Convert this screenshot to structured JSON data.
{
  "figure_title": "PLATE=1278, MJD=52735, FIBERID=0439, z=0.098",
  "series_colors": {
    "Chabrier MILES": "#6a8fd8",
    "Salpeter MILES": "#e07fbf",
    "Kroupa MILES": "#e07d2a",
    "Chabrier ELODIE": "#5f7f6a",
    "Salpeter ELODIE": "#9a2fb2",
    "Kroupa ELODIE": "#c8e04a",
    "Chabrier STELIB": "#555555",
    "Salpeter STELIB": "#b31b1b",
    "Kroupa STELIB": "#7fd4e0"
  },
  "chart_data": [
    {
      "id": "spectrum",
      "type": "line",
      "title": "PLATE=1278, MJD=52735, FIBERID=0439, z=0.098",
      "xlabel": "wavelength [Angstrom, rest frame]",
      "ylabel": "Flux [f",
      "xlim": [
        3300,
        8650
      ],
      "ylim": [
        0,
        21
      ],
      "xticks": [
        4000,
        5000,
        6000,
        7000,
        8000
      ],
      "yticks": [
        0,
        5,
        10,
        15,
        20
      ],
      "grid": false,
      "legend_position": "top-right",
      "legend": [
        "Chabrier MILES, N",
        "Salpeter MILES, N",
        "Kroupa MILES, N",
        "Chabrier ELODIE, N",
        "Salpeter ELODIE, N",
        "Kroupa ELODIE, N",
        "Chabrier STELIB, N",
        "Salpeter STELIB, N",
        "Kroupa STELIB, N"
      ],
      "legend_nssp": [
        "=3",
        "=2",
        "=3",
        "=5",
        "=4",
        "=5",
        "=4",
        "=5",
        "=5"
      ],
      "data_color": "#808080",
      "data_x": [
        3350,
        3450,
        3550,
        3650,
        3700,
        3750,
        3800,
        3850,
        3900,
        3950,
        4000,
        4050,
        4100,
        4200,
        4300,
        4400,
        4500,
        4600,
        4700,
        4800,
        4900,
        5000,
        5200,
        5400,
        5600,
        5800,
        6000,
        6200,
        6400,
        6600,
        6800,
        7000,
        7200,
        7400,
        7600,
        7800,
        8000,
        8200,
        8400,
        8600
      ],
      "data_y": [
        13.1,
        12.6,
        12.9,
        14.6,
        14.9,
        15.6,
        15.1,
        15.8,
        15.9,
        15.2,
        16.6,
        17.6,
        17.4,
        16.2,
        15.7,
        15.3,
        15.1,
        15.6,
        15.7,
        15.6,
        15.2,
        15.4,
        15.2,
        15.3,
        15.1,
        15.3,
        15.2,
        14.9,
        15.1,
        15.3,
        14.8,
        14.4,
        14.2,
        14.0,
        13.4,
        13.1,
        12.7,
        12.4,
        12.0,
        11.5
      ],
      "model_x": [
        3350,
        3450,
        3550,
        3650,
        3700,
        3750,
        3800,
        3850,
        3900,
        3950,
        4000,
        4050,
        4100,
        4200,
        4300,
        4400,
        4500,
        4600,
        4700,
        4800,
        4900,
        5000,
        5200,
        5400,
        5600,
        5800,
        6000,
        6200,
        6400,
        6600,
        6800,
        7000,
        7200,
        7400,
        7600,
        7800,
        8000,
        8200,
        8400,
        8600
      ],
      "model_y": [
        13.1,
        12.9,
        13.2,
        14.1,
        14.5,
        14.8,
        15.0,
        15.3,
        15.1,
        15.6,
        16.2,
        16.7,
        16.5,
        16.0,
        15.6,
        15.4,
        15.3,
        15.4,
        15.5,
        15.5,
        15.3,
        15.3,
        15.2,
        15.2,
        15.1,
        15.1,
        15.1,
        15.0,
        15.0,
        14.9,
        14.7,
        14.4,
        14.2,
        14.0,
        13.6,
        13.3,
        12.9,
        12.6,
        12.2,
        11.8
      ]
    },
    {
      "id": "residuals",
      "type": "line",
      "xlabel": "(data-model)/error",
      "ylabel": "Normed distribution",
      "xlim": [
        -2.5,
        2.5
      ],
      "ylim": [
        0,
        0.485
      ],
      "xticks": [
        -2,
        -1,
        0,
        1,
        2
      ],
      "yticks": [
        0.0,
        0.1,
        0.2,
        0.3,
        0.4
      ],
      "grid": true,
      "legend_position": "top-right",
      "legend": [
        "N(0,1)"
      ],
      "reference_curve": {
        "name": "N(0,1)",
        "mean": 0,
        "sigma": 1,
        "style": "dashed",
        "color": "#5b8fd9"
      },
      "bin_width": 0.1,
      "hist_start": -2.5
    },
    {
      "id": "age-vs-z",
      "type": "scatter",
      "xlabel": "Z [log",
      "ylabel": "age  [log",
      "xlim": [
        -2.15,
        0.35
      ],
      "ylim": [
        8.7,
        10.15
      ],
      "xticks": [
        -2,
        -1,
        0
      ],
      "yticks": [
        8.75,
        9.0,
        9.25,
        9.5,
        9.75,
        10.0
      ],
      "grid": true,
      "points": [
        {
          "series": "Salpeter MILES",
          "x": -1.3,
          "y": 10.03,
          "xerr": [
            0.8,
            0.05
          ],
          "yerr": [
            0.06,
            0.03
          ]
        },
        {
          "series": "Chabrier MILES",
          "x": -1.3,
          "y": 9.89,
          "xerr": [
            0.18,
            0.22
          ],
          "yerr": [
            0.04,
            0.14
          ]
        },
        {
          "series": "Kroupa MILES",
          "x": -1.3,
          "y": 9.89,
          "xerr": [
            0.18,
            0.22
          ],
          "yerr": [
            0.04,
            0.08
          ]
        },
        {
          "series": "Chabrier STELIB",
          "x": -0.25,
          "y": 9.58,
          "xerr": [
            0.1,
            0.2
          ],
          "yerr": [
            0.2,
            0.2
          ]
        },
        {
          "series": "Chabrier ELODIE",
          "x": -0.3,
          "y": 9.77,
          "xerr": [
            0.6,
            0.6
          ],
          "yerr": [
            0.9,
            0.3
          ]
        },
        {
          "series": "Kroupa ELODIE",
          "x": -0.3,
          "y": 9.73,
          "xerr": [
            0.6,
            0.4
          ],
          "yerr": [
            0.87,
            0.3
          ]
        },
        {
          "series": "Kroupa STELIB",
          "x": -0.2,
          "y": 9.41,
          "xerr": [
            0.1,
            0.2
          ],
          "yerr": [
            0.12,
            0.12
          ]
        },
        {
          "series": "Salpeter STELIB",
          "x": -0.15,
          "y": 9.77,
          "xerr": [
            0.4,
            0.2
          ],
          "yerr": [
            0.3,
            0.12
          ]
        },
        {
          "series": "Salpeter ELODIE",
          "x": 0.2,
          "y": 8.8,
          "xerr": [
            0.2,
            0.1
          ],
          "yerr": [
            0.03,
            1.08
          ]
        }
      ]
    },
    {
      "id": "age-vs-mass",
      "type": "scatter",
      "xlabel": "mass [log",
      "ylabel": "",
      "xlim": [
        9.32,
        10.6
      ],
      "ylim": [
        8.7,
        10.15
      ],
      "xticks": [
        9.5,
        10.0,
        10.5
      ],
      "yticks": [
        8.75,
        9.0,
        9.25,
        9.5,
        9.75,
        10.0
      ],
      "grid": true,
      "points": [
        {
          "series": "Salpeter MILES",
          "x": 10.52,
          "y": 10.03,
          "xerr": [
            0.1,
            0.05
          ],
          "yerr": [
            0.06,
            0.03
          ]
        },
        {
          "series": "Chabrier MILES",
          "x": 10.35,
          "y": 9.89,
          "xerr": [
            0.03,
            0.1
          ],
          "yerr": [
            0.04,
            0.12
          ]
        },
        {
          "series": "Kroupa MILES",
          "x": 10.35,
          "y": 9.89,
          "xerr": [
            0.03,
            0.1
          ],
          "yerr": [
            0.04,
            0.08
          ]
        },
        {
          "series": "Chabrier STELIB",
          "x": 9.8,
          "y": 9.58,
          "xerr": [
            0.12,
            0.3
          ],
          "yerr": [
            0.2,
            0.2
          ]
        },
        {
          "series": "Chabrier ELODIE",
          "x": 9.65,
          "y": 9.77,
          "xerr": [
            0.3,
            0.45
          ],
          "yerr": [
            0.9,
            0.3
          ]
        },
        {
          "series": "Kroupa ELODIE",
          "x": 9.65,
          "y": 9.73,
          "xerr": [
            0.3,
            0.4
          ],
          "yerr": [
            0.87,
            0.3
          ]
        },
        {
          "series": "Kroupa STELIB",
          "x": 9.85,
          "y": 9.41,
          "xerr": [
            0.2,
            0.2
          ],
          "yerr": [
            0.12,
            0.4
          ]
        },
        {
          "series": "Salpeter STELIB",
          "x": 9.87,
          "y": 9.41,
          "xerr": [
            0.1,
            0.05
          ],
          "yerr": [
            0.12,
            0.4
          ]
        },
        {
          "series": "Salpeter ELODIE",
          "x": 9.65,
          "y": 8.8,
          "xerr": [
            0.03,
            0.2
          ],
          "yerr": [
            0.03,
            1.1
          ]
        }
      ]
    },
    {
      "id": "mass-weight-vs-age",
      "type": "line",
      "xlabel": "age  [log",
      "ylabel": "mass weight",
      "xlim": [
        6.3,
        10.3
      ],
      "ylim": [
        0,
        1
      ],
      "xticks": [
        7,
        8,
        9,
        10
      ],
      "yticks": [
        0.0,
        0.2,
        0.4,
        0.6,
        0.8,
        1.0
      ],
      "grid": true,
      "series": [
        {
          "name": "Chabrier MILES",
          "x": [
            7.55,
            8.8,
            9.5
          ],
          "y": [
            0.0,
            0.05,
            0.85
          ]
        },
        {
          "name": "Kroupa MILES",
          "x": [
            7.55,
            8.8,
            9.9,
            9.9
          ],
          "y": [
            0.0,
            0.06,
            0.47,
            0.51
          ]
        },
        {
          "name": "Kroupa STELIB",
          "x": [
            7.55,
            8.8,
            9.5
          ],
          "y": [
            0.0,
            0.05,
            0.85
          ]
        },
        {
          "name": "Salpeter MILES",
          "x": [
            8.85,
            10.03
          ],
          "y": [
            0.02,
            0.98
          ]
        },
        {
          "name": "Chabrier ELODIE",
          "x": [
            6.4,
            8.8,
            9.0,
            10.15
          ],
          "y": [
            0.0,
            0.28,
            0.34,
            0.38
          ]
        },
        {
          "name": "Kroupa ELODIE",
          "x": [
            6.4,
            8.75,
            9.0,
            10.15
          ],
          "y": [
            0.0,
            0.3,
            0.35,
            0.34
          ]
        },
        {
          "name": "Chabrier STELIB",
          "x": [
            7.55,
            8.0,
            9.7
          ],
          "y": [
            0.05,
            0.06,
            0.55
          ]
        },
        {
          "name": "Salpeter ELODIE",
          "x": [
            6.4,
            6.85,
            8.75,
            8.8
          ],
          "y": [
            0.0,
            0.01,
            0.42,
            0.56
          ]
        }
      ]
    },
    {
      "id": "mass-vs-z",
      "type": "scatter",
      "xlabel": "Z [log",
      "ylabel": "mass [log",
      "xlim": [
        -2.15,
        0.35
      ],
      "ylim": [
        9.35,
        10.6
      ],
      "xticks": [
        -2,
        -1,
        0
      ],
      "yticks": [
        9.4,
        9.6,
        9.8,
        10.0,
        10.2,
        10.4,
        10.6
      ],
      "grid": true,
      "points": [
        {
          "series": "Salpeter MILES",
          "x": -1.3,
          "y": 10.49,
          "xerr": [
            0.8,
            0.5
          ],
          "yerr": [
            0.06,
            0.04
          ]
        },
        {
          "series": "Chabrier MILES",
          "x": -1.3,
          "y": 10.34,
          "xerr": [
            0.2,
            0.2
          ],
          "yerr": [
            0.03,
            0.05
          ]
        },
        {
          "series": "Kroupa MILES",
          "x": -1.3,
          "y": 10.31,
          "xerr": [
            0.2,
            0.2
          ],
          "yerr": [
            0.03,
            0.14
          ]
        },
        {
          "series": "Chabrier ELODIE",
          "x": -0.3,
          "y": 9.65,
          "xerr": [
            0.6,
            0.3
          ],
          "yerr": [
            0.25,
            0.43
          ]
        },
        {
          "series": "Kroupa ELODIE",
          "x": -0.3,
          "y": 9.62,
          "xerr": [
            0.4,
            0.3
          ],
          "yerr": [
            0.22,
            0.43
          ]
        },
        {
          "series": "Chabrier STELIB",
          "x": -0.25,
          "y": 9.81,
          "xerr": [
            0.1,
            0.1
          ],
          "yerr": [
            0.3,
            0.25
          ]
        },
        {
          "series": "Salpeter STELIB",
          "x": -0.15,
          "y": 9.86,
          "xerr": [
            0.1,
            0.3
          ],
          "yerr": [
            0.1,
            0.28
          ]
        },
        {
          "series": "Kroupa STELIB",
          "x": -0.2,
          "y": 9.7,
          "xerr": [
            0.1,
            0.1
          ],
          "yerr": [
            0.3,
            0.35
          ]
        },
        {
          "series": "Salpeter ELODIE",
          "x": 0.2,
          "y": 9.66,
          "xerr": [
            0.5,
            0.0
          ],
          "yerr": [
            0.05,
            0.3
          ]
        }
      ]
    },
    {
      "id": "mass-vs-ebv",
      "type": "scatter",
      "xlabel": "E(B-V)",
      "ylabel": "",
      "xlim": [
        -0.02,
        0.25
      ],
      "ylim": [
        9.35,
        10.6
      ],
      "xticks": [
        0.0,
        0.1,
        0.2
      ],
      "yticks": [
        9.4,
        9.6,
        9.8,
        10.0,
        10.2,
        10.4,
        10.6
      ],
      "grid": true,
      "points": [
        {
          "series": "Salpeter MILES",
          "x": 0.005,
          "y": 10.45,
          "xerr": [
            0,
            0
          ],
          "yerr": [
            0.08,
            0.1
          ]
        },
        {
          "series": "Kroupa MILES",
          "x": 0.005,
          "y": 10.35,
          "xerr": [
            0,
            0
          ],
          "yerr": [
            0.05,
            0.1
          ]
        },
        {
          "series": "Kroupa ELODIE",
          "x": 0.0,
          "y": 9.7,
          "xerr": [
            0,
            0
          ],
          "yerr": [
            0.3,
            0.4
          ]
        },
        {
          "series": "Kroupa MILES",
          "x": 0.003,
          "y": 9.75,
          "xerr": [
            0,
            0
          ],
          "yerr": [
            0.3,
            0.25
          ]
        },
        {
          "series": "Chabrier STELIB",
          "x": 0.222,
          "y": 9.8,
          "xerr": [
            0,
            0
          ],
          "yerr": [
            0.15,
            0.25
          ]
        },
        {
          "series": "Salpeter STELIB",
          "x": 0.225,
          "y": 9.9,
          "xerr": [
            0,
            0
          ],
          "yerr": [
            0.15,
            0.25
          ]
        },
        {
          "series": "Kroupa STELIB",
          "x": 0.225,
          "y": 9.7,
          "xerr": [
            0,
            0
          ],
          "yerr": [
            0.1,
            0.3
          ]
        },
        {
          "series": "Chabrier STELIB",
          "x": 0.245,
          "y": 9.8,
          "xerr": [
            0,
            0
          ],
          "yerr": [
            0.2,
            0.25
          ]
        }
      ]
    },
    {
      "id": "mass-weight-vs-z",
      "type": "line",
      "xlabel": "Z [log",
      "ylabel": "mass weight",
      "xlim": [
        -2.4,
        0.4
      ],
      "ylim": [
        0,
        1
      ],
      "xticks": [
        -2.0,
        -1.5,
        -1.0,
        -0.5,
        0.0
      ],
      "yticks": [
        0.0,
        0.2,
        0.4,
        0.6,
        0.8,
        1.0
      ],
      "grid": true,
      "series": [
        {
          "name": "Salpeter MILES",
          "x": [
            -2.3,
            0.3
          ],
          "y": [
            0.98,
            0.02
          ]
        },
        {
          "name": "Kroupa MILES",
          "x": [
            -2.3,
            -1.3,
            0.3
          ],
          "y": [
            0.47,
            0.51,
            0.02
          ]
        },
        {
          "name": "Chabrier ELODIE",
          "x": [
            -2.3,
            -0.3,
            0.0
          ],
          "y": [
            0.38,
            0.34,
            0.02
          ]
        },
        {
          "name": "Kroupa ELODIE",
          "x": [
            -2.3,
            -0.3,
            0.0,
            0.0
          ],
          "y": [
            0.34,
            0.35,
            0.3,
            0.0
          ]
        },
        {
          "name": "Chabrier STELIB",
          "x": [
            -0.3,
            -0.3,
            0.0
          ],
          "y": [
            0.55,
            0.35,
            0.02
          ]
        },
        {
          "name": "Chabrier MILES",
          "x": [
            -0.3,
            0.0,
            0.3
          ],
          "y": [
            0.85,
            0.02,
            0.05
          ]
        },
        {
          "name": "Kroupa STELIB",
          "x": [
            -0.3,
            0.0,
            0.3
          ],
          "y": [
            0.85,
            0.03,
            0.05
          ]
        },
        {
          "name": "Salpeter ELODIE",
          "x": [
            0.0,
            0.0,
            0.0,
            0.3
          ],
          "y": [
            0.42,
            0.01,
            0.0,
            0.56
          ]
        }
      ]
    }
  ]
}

········

Task objective =>
Work through the data and report how many of its lines hold the word "mass", giving only the figure.

Final result =>
9